Qu’est ce qu’un critique ? Qui est critique ? Qui ne l’est pas ? Comment devient-on critique ? Le critique va-t-il à la rencontre de l’uvre ou de l’artiste ? Ces questions qui pourraient s’appliquer à toute discipline artistique ont été soulevées pendant le séminaire sur la critique d’art en Afrique organisé par la Biennale de Dakar du 5 au 9 août 2005.A cette rencontre à laquelle participaient des critiques du continent et d’ailleurs, les organisateurs ont adjoint de jeunes » talents en friche » pour » favoriser l’éclosion d’une nouvelle génération de critiques d’art en Afrique. «
C’est Ngoné Fall, critique d’art et commissaire indépendant, qui, le premier jour du séminaire a ouvert le débat en dressant un tableau peint au vitriol de l’état de la critique d’art en Afrique : inexistante. » Le critique francophone aurait-il peur de la langue française ? Le public serait-il fâché avec la lecture ? Ou serait-il doté de prédispositions particulières lui permettant de se passer des critiques ? Comment expliquer la fragilité de la filière des arts en Afrique et le déficit de messagers entre l’artiste et son public ? « , s’interrogera-t-elle en notant la petite longueur d’avance des pays anglophones dans ce domaine.
Auparavant, Ousseynou Wade, secrétaire général de la Biennale de Dakar, avait fait remarquer que la plupart des textes sur l’art contemporain africain étaient écrits par des Occidentaux. Il est temps, ajouta-t-il en citant Senghor, de » penser par nous-mêmes et pour nous-mêmes « . Mais, Ngoné Fall rappela que » le critique occidental ne faisait qu’occuper la place laissée par son homologue africain. »
On était bien partis pour clouer, une fois encore, l’Afrique et les Africains au pilori, et les débats firent rage. Yacouba Konaté, le tout nouveau commissaire de la Biennale de Dakar, rappela alors que « quand l’Afrique s’auto flagelle, on ne sait que dire. C’est comme si on voulait nous désespérer et nous faire voir en noir notre chère Afrique. » Issa Samb alias Jo Ouakam ouvrit alors une autre piste de réflexion : » Il faudrait plutôt reconsidérer la conception que nous avons de l’art visuel. Nous devons, courageusement et religieusement aller vers des situations qui nous permettent des compromis et d’en douter, des consensus et d’en douter ; des dissensus aussi « , dira celui qui fait figure de doyen et de sage dans le milieu des arts plastiques en Afrique.

Travail demandé —
1/ Indiquez si chacune des affirmations suivantes concorde avec le texte sur la critique d’art en Afrique, en répondant par oui ou par non et en citant les mots du texte qui tranchent. (a) Le séminaire s’est tenu du 5 au 9 août 2005 sous l’égide de la Biennale de Dakar. (b) Selon Ngoné Fall, les pays anglophones accusent un retard dans ce domaine. (c) Ousseynou Wade occupe la fonction de secrétaire général de la Biennale de Dakar.
2/ Recopiez le passage du texte sur la critique d’art en Afrique, depuis « On était bien » jusqu’à « plastiques en Afrique. », en substituant « humblement » à « courageusement ».

Données fournies —
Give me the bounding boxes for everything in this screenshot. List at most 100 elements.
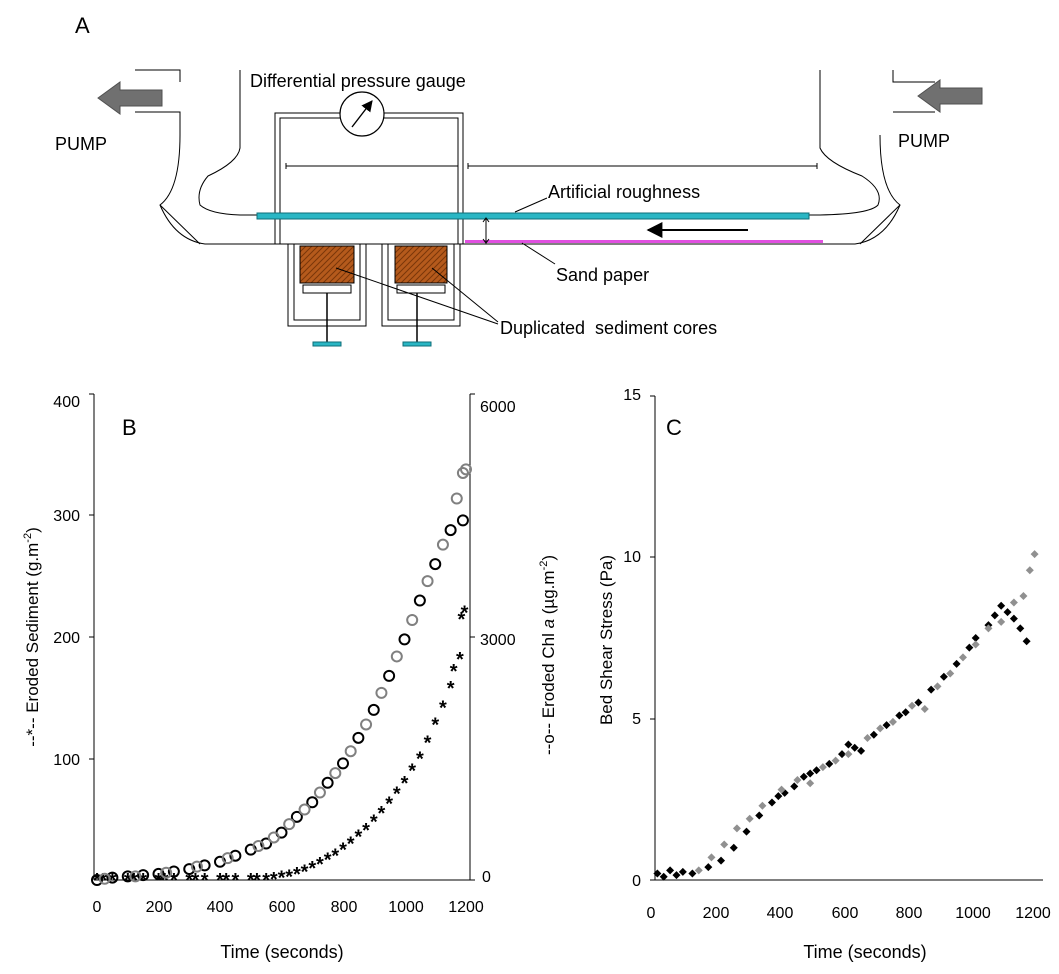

Corrigé —
1/
(a) Oui : « organisé par la Biennale de Dakar du 5 au 9 août 2005 ».
(b) Non : « la petite longueur d’avance des pays anglophones dans ce domaine ».
(c) Oui : « Ousseynou Wade, secrétaire général de la Biennale de Dakar ».

2/
On était bien partis pour clouer, une fois encore, l’Afrique et les Africains au pilori, et les débats firent rage. Yacouba Konaté, le tout nouveau commissaire de la Biennale de Dakar, rappela alors que « quand l’Afrique s’auto flagelle, on ne sait que dire. C’est comme si on voulait nous désespérer et nous faire voir en noir notre chère Afrique. » Issa Samb alias Jo Ouakam ouvrit alors une autre piste de réflexion : » Il faudrait plutôt reconsidérer la conception que nous avons de l’art visuel. Nous devons, humblement et religieusement aller vers des situations qui nous permettent des compromis et d’en douter, des consensus et d’en douter ; des dissensus aussi « , dira celui qui fait figure de doyen et de sage dans le milieu des arts plastiques en Afrique.